[Stored items from a collection]
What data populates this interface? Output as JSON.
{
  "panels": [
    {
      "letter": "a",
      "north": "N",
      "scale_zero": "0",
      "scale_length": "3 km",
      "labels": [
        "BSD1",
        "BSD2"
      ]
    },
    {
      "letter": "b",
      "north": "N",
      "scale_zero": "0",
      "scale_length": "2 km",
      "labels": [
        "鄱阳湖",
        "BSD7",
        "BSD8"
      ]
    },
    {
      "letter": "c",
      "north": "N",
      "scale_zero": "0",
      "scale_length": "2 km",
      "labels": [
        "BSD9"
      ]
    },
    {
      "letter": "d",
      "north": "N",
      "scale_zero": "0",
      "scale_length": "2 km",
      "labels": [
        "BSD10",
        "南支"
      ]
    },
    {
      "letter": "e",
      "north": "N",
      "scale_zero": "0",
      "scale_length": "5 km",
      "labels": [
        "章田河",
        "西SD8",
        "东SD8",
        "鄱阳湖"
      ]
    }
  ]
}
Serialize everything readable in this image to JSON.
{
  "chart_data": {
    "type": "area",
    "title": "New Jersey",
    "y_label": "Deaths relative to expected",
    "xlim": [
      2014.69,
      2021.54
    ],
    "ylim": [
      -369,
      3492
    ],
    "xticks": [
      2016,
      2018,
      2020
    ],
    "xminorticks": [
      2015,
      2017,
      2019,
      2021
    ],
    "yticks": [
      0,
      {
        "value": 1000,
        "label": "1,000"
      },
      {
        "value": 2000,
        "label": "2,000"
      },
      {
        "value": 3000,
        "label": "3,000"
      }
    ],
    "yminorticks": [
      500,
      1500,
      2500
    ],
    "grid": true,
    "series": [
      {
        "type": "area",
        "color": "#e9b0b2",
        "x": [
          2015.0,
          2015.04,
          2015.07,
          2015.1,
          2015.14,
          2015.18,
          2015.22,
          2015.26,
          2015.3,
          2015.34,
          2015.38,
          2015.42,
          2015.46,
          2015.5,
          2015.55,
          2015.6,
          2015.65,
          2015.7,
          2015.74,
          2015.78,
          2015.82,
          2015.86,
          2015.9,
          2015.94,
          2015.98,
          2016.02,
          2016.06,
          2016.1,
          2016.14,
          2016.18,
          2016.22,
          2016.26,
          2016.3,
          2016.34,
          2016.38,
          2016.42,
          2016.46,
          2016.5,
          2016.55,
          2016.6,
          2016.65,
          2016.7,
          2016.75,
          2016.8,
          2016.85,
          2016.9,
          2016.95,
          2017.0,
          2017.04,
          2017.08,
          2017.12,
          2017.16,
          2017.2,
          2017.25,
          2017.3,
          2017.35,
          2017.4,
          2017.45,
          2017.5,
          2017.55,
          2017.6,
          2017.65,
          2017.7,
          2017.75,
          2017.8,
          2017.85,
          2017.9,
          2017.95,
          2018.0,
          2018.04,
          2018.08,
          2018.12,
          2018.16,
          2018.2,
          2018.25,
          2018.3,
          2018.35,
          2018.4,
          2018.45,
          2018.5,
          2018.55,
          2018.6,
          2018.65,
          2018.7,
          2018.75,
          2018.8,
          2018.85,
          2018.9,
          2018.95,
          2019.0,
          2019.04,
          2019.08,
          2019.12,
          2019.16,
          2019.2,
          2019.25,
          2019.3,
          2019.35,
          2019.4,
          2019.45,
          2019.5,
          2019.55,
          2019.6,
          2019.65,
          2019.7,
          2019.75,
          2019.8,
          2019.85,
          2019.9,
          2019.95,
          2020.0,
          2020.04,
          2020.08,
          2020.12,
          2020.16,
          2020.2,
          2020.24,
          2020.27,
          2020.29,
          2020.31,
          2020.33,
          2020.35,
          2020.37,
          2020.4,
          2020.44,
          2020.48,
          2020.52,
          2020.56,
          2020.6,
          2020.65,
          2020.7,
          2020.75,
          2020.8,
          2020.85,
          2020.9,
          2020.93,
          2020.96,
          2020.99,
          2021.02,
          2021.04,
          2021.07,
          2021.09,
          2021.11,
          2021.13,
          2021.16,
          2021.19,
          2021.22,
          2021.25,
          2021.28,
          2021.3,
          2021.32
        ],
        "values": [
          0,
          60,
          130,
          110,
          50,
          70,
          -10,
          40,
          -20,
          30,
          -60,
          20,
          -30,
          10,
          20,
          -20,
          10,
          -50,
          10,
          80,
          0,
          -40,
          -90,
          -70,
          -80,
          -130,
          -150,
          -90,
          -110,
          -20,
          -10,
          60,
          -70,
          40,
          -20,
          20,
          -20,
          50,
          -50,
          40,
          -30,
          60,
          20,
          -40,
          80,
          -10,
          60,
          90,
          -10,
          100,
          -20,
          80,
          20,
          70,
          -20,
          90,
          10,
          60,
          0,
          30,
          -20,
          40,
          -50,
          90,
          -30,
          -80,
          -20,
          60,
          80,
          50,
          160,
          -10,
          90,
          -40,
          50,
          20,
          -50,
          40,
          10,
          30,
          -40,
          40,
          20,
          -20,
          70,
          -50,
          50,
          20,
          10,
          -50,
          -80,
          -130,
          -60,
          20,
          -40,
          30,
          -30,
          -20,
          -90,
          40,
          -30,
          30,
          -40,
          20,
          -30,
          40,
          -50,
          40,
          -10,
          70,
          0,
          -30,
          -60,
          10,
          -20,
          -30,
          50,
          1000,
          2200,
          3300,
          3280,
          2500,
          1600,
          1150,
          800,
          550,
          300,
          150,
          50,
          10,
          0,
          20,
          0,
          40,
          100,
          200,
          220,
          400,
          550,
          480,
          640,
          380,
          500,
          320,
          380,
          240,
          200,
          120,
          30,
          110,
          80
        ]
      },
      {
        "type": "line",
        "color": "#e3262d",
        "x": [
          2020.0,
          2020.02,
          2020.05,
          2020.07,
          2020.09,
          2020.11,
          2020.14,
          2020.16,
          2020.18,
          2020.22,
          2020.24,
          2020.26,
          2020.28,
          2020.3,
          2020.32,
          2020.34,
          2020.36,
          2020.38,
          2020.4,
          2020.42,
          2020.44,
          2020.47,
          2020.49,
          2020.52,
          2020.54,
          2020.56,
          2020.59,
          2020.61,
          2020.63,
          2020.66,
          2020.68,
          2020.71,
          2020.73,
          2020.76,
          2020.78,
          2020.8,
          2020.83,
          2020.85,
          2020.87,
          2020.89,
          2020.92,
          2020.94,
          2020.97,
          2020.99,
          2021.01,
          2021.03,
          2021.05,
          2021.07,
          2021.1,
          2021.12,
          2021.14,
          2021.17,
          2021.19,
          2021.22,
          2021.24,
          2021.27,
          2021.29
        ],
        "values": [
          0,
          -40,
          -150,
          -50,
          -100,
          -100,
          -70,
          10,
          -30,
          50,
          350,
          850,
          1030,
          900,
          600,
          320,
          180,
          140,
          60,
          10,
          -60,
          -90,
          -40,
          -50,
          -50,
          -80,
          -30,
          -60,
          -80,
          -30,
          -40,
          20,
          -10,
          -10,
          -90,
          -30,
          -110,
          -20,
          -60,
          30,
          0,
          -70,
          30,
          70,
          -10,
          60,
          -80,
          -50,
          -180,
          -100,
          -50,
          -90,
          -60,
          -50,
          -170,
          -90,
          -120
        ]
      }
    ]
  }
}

### TASK STATEMENT
Repeat all of the records above exactly as they appear.

### RESPONSE TO THIS TASK
What data populates this interface? Output as JSON.
{
  "panels": [
    {
      "letter": "a",
      "north": "N",
      "scale_zero": "0",
      "scale_length": "3 km",
      "labels": [
        "BSD1",
        "BSD2"
      ]
    },
    {
      "letter": "b",
      "north": "N",
      "scale_zero": "0",
      "scale_length": "2 km",
      "labels": [
        "鄱阳湖",
        "BSD7",
        "BSD8"
      ]
    },
    {
      "letter": "c",
      "north": "N",
      "scale_zero": "0",
      "scale_length": "2 km",
      "labels": [
        "BSD9"
      ]
    },
    {
      "letter": "d",
      "north": "N",
      "scale_zero": "0",
      "scale_length": "2 km",
      "labels": [
        "BSD10",
        "南支"
      ]
    },
    {
      "letter": "e",
      "north": "N",
      "scale_zero": "0",
      "scale_length": "5 km",
      "labels": [
        "章田河",
        "西SD8",
        "东SD8",
        "鄱阳湖"
      ]
    }
  ]
}
Serialize everything readable in this image to JSON.
{
  "chart_data": {
    "type": "area",
    "title": "New Jersey",
    "y_label": "Deaths relative to expected",
    "xlim": [
      2014.69,
      2021.54
    ],
    "ylim": [
      -369,
      3492
    ],
    "xticks": [
      2016,
      2018,
      2020
    ],
    "xminorticks": [
      2015,
      2017,
      2019,
      2021
    ],
    "yticks": [
      0,
      {
        "value": 1000,
        "label": "1,000"
      },
      {
        "value": 2000,
        "label": "2,000"
      },
      {
        "value": 3000,
        "label": "3,000"
      }
    ],
    "yminorticks": [
      500,
      1500,
      2500
    ],
    "grid": true,
    "series": [
      {
        "type": "area",
        "color": "#e9b0b2",
        "x": [
          2015.0,
          2015.04,
          2015.07,
          2015.1,
          2015.14,
          2015.18,
          2015.22,
          2015.26,
          2015.3,
          2015.34,
          2015.38,
          2015.42,
          2015.46,
          2015.5,
          2015.55,
          2015.6,
          2015.65,
          2015.7,
          2015.74,
          2015.78,
          2015.82,
          2015.86,
          2015.9,
          2015.94,
          2015.98,
          2016.02,
          2016.06,
          2016.1,
          2016.14,
          2016.18,
          2016.22,
          2016.26,
          2016.3,
          2016.34,
          2016.38,
          2016.42,
          2016.46,
          2016.5,
          2016.55,
          2016.6,
          2016.65,
          2016.7,
          2016.75,
          2016.8,
          2016.85,
          2016.9,
          2016.95,
          2017.0,
          2017.04,
          2017.08,
          2017.12,
          2017.16,
          2017.2,
          2017.25,
          2017.3,
          2017.35,
          2017.4,
          2017.45,
          2017.5,
          2017.55,
          2017.6,
          2017.65,
          2017.7,
          2017.75,
          2017.8,
          2017.85,
          2017.9,
          2017.95,
          2018.0,
          2018.04,
          2018.08,
          2018.12,
          2018.16,
          2018.2,
          2018.25,
          2018.3,
          2018.35,
          2018.4,
          2018.45,
          2018.5,
          2018.55,
          2018.6,
          2018.65,
          2018.7,
          2018.75,
          2018.8,
          2018.85,
          2018.9,
          2018.95,
          2019.0,
          2019.04,
          2019.08,
          2019.12,
          2019.16,
          2019.2,
          2019.25,
          2019.3,
          2019.35,
          2019.4,
          2019.45,
          2019.5,
          2019.55,
          2019.6,
          2019.65,
          2019.7,
          2019.75,
          2019.8,
          2019.85,
          2019.9,
          2019.95,
          2020.0,
          2020.04,
          2020.08,
          2020.12,
          2020.16,
          2020.2,
          2020.24,
          2020.27,
          2020.29,
          2020.31,
          2020.33,
          2020.35,
          2020.37,
          2020.4,
          2020.44,
          2020.48,
          2020.52,
          2020.56,
          2020.6,
          2020.65,
          2020.7,
          2020.75,
          2020.8,
          2020.85,
          2020.9,
          2020.93,
          2020.96,
          2020.99,
          2021.02,
          2021.04,
          2021.07,
          2021.09,
          2021.11,
          2021.13,
          2021.16,
          2021.19,
          2021.22,
          2021.25,
          2021.28,
          2021.3,
          2021.32
        ],
        "values": [
          0,
          60,
          130,
          110,
          50,
          70,
          -10,
          40,
          -20,
          30,
          -60,
          20,
          -30,
          10,
          20,
          -20,
          10,
          -50,
          10,
          80,
          0,
          -40,
          -90,
          -70,
          -80,
          -130,
          -150,
          -90,
          -110,
          -20,
          -10,
          60,
          -70,
          40,
          -20,
          20,
          -20,
          50,
          -50,
          40,
          -30,
          60,
          20,
          -40,
          80,
          -10,
          60,
          90,
          -10,
          100,
          -20,
          80,
          20,
          70,
          -20,
          90,
          10,
          60,
          0,
          30,
          -20,
          40,
          -50,
          90,
          -30,
          -80,
          -20,
          60,
          80,
          50,
          160,
          -10,
          90,
          -40,
          50,
          20,
          -50,
          40,
          10,
          30,
          -40,
          40,
          20,
          -20,
          70,
          -50,
          50,
          20,
          10,
          -50,
          -80,
          -130,
          -60,
          20,
          -40,
          30,
          -30,
          -20,
          -90,
          40,
          -30,
          30,
          -40,
          20,
          -30,
          40,
          -50,
          40,
          -10,
          70,
          0,
          -30,
          -60,
          10,
          -20,
          -30,
          50,
          1000,
          2200,
          3300,
          3280,
          2500,
          1600,
          1150,
          800,
          550,
          300,
          150,
          50,
          10,
          0,
          20,
          0,
          40,
          100,
          200,
          220,
          400,
          550,
          480,
          640,
          380,
          500,
          320,
          380,
          240,
          200,
          120,
          30,
          110,
          80
        ]
      },
      {
        "type": "line",
        "color": "#e3262d",
        "x": [
          2020.0,
          2020.02,
          2020.05,
          2020.07,
          2020.09,
          2020.11,
          2020.14,
          2020.16,
          2020.18,
          2020.22,
          2020.24,
          2020.26,
          2020.28,
          2020.3,
          2020.32,
          2020.34,
          2020.36,
          2020.38,
          2020.4,
          2020.42,
          2020.44,
          2020.47,
          2020.49,
          2020.52,
          2020.54,
          2020.56,
          2020.59,
          2020.61,
          2020.63,
          2020.66,
          2020.68,
          2020.71,
          2020.73,
          2020.76,
          2020.78,
          2020.8,
          2020.83,
          2020.85,
          2020.87,
          2020.89,
          2020.92,
          2020.94,
          2020.97,
          2020.99,
          2021.01,
          2021.03,
          2021.05,
          2021.07,
          2021.1,
          2021.12,
          2021.14,
          2021.17,
          2021.19,
          2021.22,
          2021.24,
          2021.27,
          2021.29
        ],
        "values": [
          0,
          -40,
          -150,
          -50,
          -100,
          -100,
          -70,
          10,
          -30,
          50,
          350,
          850,
          1030,
          900,
          600,
          320,
          180,
          140,
          60,
          10,
          -60,
          -90,
          -40,
          -50,
          -50,
          -80,
          -30,
          -60,
          -80,
          -30,
          -40,
          20,
          -10,
          -10,
          -90,
          -30,
          -110,
          -20,
          -60,
          30,
          0,
          -70,
          30,
          70,
          -10,
          60,
          -80,
          -50,
          -180,
          -100,
          -50,
          -90,
          -60,
          -50,
          -170,
          -90,
          -120
        ]
      }
    ]
  }
}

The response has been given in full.